### [What to work on]
Would you transcribe the whole listing exactly, minus its pictures?

[Stored items]

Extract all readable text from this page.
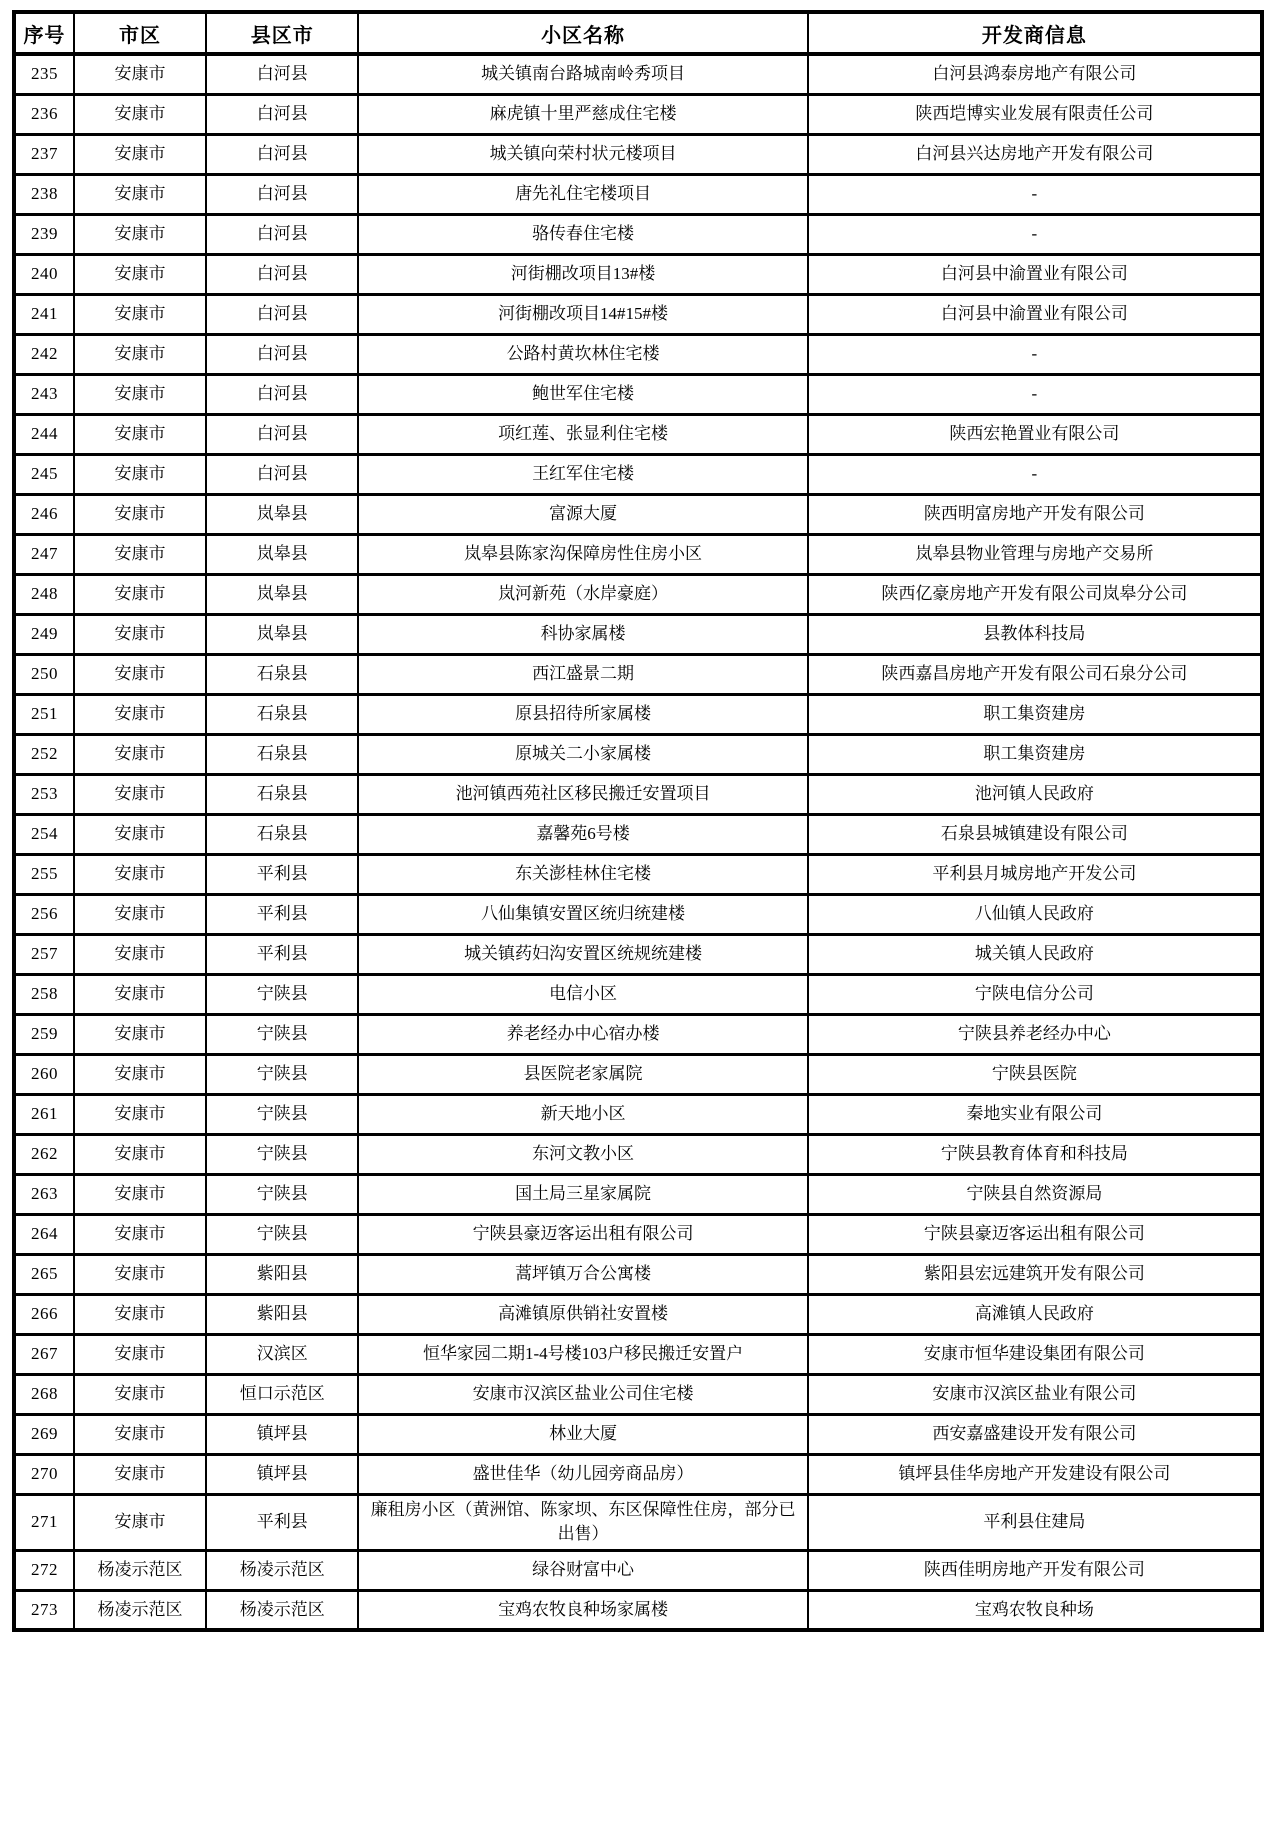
序号	市区	县区市	小区名称	开发商信息
235	安康市	白河县	城关镇南台路城南岭秀项目	白河县鸿泰房地产有限公司
236	安康市	白河县	麻虎镇十里严慈成住宅楼	陕西垲博实业发展有限责任公司
237	安康市	白河县	城关镇向荣村状元楼项目	白河县兴达房地产开发有限公司
238	安康市	白河县	唐先礼住宅楼项目	-
239	安康市	白河县	骆传春住宅楼	-
240	安康市	白河县	河街棚改项目13#楼	白河县中渝置业有限公司
241	安康市	白河县	河街棚改项目14#15#楼	白河县中渝置业有限公司
242	安康市	白河县	公路村黄坎林住宅楼	-
243	安康市	白河县	鲍世军住宅楼	-
244	安康市	白河县	项红莲、张显利住宅楼	陕西宏艳置业有限公司
245	安康市	白河县	王红军住宅楼	-
246	安康市	岚皋县	富源大厦	陕西明富房地产开发有限公司
247	安康市	岚皋县	岚皋县陈家沟保障房性住房小区	岚皋县物业管理与房地产交易所
248	安康市	岚皋县	岚河新苑（水岸豪庭）	陕西亿豪房地产开发有限公司岚皋分公司
249	安康市	岚皋县	科协家属楼	县教体科技局
250	安康市	石泉县	西江盛景二期	陕西嘉昌房地产开发有限公司石泉分公司
251	安康市	石泉县	原县招待所家属楼	职工集资建房
252	安康市	石泉县	原城关二小家属楼	职工集资建房
253	安康市	石泉县	池河镇西苑社区移民搬迁安置项目	池河镇人民政府
254	安康市	石泉县	嘉馨苑6号楼	石泉县城镇建设有限公司
255	安康市	平利县	东关澎桂林住宅楼	平利县月城房地产开发公司
256	安康市	平利县	八仙集镇安置区统归统建楼	八仙镇人民政府
257	安康市	平利县	城关镇药妇沟安置区统规统建楼	城关镇人民政府
258	安康市	宁陕县	电信小区	宁陕电信分公司
259	安康市	宁陕县	养老经办中心宿办楼	宁陕县养老经办中心
260	安康市	宁陕县	县医院老家属院	宁陕县医院
261	安康市	宁陕县	新天地小区	秦地实业有限公司
262	安康市	宁陕县	东河文教小区	宁陕县教育体育和科技局
263	安康市	宁陕县	国土局三星家属院	宁陕县自然资源局
264	安康市	宁陕县	宁陕县豪迈客运出租有限公司	宁陕县豪迈客运出租有限公司
265	安康市	紫阳县	蒿坪镇万合公寓楼	紫阳县宏远建筑开发有限公司
266	安康市	紫阳县	高滩镇原供销社安置楼	高滩镇人民政府
267	安康市	汉滨区	恒华家园二期1-4号楼103户移民搬迁安置户	安康市恒华建设集团有限公司
268	安康市	恒口示范区	安康市汉滨区盐业公司住宅楼	安康市汉滨区盐业有限公司
269	安康市	镇坪县	林业大厦	西安嘉盛建设开发有限公司
270	安康市	镇坪县	盛世佳华（幼儿园旁商品房）	镇坪县佳华房地产开发建设有限公司
271	安康市	平利县	廉租房小区（黄洲馆、陈家坝、东区保障性住房，部分已出售）	平利县住建局
272	杨凌示范区	杨凌示范区	绿谷财富中心	陕西佳明房地产开发有限公司
273	杨凌示范区	杨凌示范区	宝鸡农牧良种场家属楼	宝鸡农牧良种场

### [Correct result]
Extract all readable text from this page.
序号	市区	县区市	小区名称	开发商信息
235	安康市	白河县	城关镇南台路城南岭秀项目	白河县鸿泰房地产有限公司
236	安康市	白河县	麻虎镇十里严慈成住宅楼	陕西垲博实业发展有限责任公司
237	安康市	白河县	城关镇向荣村状元楼项目	白河县兴达房地产开发有限公司
238	安康市	白河县	唐先礼住宅楼项目	-
239	安康市	白河县	骆传春住宅楼	-
240	安康市	白河县	河街棚改项目13#楼	白河县中渝置业有限公司
241	安康市	白河县	河街棚改项目14#15#楼	白河县中渝置业有限公司
242	安康市	白河县	公路村黄坎林住宅楼	-
243	安康市	白河县	鲍世军住宅楼	-
244	安康市	白河县	项红莲、张显利住宅楼	陕西宏艳置业有限公司
245	安康市	白河县	王红军住宅楼	-
246	安康市	岚皋县	富源大厦	陕西明富房地产开发有限公司
247	安康市	岚皋县	岚皋县陈家沟保障房性住房小区	岚皋县物业管理与房地产交易所
248	安康市	岚皋县	岚河新苑（水岸豪庭）	陕西亿豪房地产开发有限公司岚皋分公司
249	安康市	岚皋县	科协家属楼	县教体科技局
250	安康市	石泉县	西江盛景二期	陕西嘉昌房地产开发有限公司石泉分公司
251	安康市	石泉县	原县招待所家属楼	职工集资建房
252	安康市	石泉县	原城关二小家属楼	职工集资建房
253	安康市	石泉县	池河镇西苑社区移民搬迁安置项目	池河镇人民政府
254	安康市	石泉县	嘉馨苑6号楼	石泉县城镇建设有限公司
255	安康市	平利县	东关澎桂林住宅楼	平利县月城房地产开发公司
256	安康市	平利县	八仙集镇安置区统归统建楼	八仙镇人民政府
257	安康市	平利县	城关镇药妇沟安置区统规统建楼	城关镇人民政府
258	安康市	宁陕县	电信小区	宁陕电信分公司
259	安康市	宁陕县	养老经办中心宿办楼	宁陕县养老经办中心
260	安康市	宁陕县	县医院老家属院	宁陕县医院
261	安康市	宁陕县	新天地小区	秦地实业有限公司
262	安康市	宁陕县	东河文教小区	宁陕县教育体育和科技局
263	安康市	宁陕县	国土局三星家属院	宁陕县自然资源局
264	安康市	宁陕县	宁陕县豪迈客运出租有限公司	宁陕县豪迈客运出租有限公司
265	安康市	紫阳县	蒿坪镇万合公寓楼	紫阳县宏远建筑开发有限公司
266	安康市	紫阳县	高滩镇原供销社安置楼	高滩镇人民政府
267	安康市	汉滨区	恒华家园二期1-4号楼103户移民搬迁安置户	安康市恒华建设集团有限公司
268	安康市	恒口示范区	安康市汉滨区盐业公司住宅楼	安康市汉滨区盐业有限公司
269	安康市	镇坪县	林业大厦	西安嘉盛建设开发有限公司
270	安康市	镇坪县	盛世佳华（幼儿园旁商品房）	镇坪县佳华房地产开发建设有限公司
271	安康市	平利县	廉租房小区（黄洲馆、陈家坝、东区保障性住房，部分已出售）	平利县住建局
272	杨凌示范区	杨凌示范区	绿谷财富中心	陕西佳明房地产开发有限公司
273	杨凌示范区	杨凌示范区	宝鸡农牧良种场家属楼	宝鸡农牧良种场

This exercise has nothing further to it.